What you have to do
What is the number of lines containing "General"? Give only that number.

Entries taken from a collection
— START —

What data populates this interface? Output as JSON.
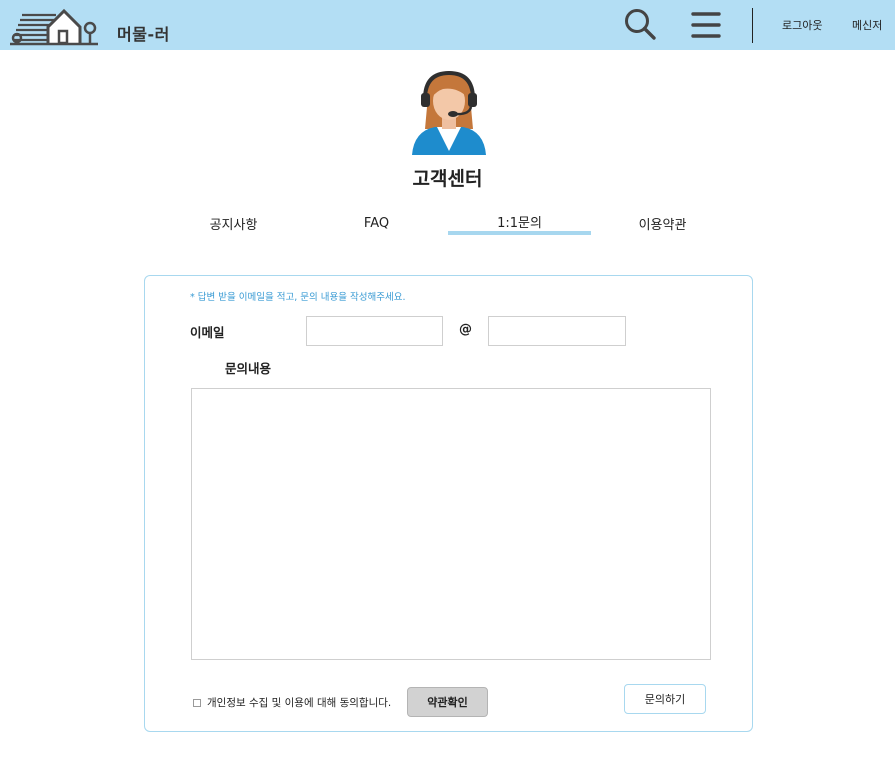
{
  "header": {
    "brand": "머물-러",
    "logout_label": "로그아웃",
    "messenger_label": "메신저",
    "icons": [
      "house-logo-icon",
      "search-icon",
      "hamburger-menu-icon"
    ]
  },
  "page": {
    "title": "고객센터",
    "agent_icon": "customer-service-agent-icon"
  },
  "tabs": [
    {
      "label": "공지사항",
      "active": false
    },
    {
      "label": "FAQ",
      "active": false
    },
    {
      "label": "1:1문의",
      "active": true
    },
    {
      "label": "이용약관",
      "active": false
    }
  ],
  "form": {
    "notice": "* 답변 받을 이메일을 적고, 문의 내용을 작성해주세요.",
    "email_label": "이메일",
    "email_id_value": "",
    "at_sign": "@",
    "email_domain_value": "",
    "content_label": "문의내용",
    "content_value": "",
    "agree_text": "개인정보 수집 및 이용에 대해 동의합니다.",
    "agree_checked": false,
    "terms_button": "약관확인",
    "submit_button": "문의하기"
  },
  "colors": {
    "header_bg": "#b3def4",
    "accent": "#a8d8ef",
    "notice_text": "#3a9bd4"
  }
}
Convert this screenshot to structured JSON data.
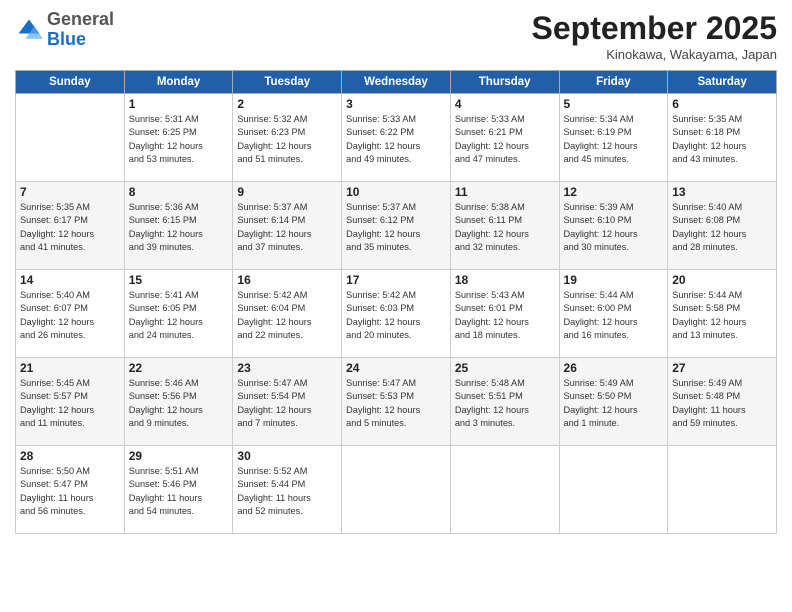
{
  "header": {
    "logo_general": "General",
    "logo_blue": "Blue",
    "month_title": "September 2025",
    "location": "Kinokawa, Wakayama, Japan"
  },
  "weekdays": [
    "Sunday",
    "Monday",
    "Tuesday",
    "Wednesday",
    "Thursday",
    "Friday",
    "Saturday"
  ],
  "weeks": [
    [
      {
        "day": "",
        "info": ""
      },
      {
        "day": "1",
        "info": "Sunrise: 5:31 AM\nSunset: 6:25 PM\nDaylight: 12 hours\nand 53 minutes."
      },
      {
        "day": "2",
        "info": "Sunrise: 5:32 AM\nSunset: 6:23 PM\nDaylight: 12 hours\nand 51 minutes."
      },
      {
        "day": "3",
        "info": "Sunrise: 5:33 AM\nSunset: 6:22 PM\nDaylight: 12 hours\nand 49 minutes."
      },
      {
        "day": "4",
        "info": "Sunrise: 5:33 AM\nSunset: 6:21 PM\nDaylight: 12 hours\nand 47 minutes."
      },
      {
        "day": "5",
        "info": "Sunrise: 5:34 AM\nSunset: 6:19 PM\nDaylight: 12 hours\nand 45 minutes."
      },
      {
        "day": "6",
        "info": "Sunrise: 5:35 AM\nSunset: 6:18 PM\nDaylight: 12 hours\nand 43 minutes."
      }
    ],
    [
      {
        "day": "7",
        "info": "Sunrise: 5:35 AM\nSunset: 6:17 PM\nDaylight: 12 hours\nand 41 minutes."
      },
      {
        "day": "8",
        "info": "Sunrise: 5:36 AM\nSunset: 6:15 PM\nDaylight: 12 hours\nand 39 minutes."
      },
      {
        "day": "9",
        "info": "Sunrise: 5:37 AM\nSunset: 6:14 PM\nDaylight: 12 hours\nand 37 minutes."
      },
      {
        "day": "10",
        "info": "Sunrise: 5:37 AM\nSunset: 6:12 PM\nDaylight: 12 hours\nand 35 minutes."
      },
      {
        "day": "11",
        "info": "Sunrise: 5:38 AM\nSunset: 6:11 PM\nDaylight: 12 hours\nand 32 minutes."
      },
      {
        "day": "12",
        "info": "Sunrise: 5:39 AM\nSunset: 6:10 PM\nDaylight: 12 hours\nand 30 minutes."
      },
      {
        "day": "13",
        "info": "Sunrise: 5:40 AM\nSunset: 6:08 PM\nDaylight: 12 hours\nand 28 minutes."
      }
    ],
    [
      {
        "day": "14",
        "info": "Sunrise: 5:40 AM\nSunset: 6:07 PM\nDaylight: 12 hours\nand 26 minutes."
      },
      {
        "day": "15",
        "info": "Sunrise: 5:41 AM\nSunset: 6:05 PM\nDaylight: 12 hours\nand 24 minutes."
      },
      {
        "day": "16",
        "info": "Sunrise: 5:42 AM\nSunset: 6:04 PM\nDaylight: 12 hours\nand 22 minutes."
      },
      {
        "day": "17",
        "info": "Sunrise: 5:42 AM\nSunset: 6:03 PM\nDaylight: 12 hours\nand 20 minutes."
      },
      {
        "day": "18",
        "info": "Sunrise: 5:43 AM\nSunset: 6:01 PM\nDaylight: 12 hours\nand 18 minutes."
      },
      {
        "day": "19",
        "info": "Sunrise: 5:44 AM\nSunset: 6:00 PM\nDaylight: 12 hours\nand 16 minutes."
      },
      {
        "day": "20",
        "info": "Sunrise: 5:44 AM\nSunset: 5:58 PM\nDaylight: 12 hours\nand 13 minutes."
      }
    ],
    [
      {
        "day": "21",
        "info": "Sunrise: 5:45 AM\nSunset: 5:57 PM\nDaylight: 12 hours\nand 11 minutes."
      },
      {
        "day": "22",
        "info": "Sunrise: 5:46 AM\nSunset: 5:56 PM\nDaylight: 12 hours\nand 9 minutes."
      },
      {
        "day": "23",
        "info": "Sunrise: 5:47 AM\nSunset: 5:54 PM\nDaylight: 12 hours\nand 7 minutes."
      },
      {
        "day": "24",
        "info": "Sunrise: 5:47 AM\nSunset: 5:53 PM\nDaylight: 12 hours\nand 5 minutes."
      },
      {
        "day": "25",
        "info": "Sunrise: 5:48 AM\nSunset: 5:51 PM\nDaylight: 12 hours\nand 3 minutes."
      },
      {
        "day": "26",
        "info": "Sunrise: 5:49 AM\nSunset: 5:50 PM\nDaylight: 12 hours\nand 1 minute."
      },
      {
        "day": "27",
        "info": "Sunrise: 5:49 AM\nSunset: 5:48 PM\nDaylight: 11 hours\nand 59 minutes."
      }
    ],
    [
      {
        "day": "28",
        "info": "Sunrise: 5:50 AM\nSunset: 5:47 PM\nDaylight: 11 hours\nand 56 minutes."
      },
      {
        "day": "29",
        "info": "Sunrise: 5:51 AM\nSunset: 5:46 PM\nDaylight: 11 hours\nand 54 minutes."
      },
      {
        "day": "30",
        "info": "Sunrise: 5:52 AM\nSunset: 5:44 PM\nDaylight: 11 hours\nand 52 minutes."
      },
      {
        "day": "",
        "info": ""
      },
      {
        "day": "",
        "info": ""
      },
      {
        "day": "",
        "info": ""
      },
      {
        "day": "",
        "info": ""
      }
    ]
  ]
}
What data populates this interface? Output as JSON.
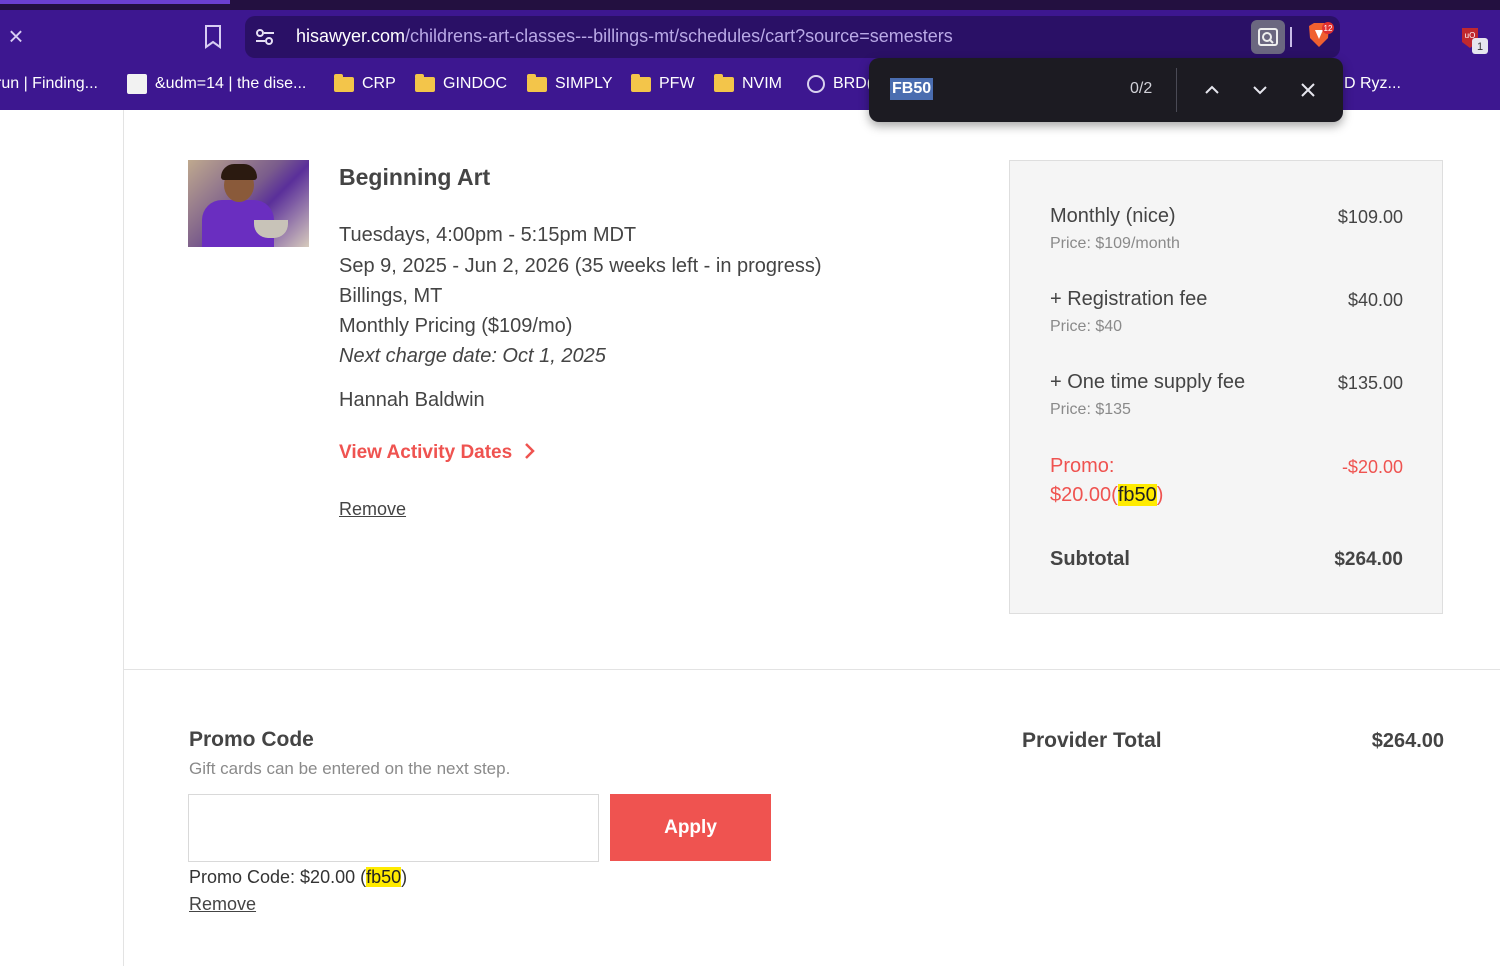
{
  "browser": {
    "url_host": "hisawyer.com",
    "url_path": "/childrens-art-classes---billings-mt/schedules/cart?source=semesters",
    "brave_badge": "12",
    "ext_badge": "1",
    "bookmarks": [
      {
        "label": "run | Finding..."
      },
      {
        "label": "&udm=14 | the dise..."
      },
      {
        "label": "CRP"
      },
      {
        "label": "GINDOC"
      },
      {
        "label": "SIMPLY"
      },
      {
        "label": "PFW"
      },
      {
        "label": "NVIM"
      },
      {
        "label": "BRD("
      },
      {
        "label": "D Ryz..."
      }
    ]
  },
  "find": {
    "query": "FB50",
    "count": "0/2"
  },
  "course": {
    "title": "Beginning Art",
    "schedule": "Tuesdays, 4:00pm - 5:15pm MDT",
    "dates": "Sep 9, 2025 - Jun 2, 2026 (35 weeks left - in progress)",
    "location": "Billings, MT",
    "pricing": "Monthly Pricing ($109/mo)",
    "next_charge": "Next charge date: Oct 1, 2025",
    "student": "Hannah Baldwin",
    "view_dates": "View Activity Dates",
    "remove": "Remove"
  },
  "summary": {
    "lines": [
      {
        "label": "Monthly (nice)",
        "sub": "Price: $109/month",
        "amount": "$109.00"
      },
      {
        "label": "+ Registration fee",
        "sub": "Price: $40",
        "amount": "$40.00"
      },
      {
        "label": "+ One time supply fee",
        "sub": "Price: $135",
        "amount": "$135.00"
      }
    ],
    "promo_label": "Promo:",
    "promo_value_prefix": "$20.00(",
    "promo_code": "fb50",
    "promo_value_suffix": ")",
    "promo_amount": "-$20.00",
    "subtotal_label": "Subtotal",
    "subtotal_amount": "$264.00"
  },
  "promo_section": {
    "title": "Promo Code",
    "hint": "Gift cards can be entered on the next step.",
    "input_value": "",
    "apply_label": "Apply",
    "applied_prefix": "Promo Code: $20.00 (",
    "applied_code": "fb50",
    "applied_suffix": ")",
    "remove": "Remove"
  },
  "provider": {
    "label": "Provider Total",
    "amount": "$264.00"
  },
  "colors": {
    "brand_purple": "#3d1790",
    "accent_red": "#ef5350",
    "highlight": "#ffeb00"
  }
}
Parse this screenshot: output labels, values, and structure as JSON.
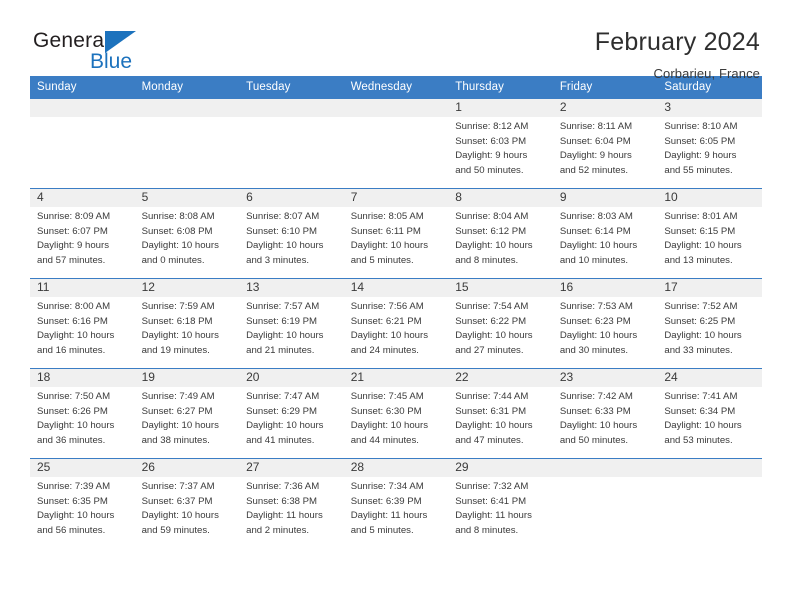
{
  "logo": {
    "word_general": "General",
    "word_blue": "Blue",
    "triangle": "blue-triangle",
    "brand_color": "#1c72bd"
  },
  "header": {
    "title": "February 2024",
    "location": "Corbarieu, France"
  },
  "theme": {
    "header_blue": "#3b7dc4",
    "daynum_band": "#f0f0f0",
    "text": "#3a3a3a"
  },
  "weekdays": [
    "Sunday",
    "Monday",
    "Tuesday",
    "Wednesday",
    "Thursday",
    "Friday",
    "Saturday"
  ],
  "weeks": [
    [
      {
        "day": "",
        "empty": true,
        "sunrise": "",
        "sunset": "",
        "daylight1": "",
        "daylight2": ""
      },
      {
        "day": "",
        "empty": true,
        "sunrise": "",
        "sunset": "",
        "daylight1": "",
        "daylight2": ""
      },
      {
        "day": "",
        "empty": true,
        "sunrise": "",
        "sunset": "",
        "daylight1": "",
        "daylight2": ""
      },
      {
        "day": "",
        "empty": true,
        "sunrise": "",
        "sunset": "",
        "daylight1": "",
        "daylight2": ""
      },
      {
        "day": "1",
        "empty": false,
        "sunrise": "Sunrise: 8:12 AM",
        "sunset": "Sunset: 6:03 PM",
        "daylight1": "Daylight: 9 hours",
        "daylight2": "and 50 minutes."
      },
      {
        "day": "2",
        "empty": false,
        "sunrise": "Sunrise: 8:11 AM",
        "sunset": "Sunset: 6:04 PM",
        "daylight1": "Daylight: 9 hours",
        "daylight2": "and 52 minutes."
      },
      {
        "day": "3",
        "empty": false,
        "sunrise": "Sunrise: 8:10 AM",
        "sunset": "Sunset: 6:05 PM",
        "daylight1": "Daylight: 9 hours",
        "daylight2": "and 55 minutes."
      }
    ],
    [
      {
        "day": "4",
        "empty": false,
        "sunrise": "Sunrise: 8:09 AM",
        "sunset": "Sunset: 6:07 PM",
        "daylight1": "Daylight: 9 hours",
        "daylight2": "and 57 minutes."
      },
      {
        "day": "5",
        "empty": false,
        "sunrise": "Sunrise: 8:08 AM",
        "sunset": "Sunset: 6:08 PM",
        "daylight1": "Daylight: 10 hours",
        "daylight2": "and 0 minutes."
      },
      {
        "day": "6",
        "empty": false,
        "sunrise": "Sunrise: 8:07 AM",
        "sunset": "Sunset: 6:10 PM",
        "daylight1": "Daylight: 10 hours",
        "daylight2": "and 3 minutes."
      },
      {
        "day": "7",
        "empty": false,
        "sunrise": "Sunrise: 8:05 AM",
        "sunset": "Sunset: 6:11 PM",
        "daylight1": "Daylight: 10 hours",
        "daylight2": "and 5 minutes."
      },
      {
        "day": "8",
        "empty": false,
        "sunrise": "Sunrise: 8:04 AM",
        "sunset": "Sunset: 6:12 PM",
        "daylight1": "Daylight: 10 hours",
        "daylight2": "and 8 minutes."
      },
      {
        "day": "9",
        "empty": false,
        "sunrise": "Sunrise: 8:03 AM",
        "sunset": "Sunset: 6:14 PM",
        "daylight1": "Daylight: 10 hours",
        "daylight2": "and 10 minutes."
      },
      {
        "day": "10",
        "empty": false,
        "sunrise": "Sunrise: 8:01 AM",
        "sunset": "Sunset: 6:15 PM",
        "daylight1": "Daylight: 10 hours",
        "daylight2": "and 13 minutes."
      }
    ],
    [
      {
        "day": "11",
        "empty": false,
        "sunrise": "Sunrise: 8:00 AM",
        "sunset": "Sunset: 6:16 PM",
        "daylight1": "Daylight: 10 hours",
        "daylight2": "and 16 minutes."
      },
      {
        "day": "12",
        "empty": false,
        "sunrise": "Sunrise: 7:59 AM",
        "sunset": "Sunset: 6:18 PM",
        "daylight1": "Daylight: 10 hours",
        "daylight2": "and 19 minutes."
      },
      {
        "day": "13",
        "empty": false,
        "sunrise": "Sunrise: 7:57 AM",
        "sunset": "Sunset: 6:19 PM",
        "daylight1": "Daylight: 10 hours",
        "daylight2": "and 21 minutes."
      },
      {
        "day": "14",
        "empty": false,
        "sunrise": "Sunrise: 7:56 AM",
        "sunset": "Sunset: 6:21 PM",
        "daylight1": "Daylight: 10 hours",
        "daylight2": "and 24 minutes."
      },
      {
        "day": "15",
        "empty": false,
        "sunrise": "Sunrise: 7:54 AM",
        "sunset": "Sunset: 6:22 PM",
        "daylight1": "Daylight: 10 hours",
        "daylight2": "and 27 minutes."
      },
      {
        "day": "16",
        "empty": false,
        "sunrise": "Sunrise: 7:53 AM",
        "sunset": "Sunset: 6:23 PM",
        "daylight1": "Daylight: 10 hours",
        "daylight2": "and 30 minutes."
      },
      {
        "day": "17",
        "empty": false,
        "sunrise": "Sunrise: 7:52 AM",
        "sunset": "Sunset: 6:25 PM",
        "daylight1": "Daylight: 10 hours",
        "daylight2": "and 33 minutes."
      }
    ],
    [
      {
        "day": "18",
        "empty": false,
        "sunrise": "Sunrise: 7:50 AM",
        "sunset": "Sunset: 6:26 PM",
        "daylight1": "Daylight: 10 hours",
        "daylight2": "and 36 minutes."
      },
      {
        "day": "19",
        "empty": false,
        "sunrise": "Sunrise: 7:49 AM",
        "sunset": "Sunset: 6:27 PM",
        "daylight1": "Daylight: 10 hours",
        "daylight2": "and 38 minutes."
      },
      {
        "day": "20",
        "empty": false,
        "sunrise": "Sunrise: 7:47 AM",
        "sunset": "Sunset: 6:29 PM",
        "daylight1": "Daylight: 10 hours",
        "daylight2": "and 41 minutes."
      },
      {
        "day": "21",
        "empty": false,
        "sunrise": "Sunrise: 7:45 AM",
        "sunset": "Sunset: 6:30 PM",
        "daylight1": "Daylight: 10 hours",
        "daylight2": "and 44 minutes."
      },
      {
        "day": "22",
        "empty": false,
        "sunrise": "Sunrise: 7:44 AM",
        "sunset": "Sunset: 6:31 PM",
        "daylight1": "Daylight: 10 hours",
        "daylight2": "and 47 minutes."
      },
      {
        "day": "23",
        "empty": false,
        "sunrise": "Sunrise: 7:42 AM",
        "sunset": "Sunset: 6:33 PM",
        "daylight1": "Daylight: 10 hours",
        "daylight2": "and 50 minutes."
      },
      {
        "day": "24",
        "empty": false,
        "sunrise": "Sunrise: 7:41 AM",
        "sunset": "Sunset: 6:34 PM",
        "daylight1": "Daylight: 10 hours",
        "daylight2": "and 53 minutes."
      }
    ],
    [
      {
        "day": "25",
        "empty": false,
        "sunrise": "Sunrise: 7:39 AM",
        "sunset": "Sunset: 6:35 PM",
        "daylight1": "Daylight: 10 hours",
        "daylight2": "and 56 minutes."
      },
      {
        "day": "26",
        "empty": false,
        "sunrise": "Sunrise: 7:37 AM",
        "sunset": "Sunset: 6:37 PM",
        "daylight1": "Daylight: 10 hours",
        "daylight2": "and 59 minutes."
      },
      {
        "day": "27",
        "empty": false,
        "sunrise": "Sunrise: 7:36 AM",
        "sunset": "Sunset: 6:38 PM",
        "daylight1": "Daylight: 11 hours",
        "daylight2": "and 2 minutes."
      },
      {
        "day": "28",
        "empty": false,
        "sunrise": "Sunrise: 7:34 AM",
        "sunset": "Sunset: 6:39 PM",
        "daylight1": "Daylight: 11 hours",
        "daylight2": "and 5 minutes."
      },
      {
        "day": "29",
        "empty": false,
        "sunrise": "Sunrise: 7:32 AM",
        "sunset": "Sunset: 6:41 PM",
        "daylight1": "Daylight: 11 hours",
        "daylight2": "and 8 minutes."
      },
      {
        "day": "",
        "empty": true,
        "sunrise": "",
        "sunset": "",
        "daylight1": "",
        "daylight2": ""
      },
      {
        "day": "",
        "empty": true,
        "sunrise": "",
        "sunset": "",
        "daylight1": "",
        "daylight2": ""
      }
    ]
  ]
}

— END —

Complete output
2